#### [WHAT YOU ARE ASKED TO DO]
Go through the material below and report how many lines contain "bajas". Give only the number.

Records about charts and figures:

==*==

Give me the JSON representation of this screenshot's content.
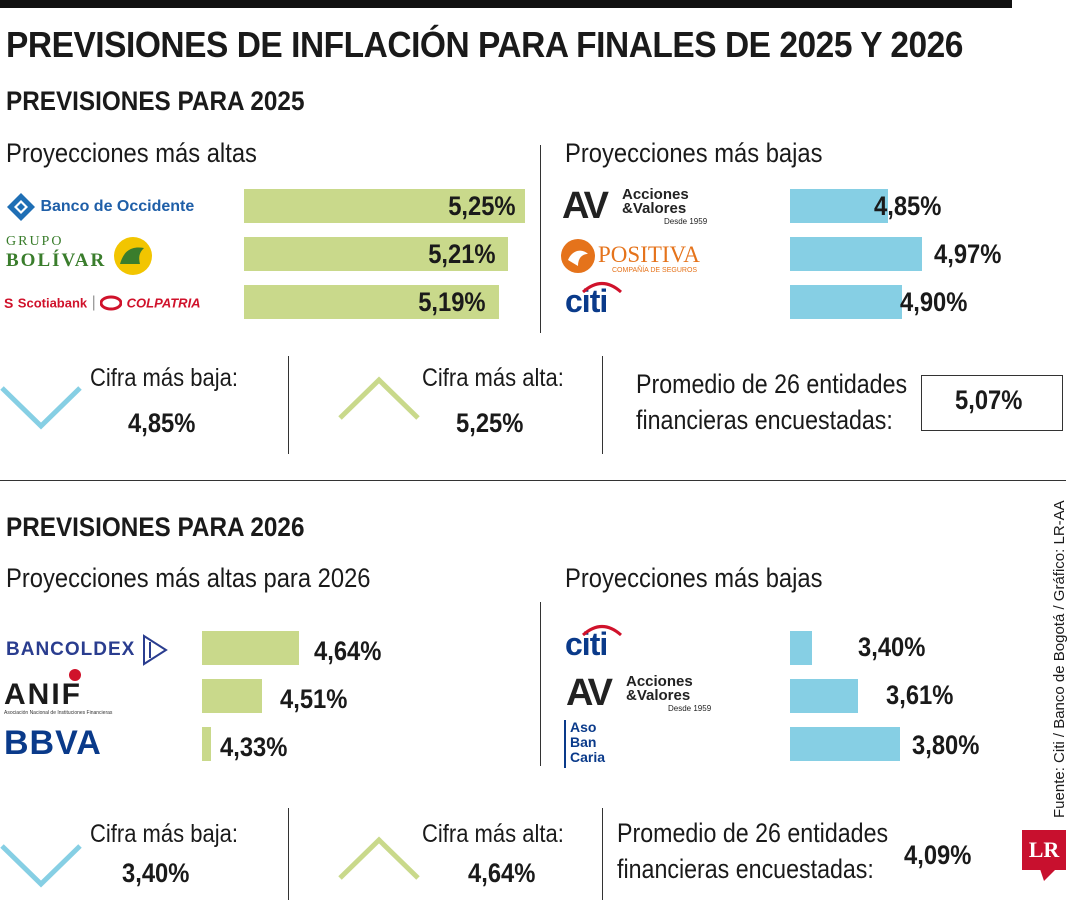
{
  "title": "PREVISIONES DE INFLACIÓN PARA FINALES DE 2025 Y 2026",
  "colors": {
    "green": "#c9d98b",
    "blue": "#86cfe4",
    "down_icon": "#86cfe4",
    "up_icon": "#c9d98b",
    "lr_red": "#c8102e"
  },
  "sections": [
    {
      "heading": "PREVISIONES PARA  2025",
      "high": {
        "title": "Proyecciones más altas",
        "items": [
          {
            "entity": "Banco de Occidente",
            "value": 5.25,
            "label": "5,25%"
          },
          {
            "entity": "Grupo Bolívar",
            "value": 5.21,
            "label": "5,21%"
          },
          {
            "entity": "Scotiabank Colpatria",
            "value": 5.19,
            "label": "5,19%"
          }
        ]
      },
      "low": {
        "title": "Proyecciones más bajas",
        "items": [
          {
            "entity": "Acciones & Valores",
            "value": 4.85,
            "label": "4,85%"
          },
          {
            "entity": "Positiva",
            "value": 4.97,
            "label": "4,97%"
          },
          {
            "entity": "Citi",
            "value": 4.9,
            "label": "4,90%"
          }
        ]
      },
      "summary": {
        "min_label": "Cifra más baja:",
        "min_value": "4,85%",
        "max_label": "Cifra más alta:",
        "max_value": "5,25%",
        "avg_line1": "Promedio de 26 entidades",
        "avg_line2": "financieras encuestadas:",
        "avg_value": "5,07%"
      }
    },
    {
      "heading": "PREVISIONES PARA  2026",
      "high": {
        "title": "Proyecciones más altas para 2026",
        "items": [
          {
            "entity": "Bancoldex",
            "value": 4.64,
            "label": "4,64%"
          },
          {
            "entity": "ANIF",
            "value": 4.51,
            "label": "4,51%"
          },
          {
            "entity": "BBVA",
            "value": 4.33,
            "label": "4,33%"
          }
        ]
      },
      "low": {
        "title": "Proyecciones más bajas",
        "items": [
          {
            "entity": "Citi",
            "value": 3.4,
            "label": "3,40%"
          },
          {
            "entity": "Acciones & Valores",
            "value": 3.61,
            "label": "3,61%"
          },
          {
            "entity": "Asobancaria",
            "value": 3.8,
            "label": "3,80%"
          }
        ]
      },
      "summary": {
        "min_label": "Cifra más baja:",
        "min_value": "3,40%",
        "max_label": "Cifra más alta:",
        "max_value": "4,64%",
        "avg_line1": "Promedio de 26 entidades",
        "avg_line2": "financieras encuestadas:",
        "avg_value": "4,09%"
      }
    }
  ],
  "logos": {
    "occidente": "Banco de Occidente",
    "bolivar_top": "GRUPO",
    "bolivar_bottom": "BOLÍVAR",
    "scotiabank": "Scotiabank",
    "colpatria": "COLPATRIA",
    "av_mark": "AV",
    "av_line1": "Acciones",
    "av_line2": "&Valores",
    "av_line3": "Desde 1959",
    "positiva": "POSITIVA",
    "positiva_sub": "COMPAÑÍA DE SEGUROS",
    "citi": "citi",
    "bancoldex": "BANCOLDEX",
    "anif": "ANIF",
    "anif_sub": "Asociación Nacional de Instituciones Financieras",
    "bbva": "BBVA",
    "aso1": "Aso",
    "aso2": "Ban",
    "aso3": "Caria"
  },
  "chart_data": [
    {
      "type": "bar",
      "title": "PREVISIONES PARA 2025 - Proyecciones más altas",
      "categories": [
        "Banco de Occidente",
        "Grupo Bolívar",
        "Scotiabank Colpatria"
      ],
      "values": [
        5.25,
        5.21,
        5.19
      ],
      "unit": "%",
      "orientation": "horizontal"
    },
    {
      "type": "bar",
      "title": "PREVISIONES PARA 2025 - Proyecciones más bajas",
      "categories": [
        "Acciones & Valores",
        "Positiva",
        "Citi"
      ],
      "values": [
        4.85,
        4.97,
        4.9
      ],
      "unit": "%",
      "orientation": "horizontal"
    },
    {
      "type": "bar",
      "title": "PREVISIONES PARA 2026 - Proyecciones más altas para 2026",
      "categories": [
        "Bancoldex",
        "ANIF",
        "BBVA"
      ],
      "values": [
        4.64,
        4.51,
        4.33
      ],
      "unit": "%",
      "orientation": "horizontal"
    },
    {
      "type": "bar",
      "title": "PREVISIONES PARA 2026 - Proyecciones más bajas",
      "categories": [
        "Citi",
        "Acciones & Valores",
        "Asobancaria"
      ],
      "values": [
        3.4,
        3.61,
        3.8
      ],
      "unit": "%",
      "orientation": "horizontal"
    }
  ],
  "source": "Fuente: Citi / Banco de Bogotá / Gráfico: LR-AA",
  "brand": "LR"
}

==*==

#### [TASK RESULT]
4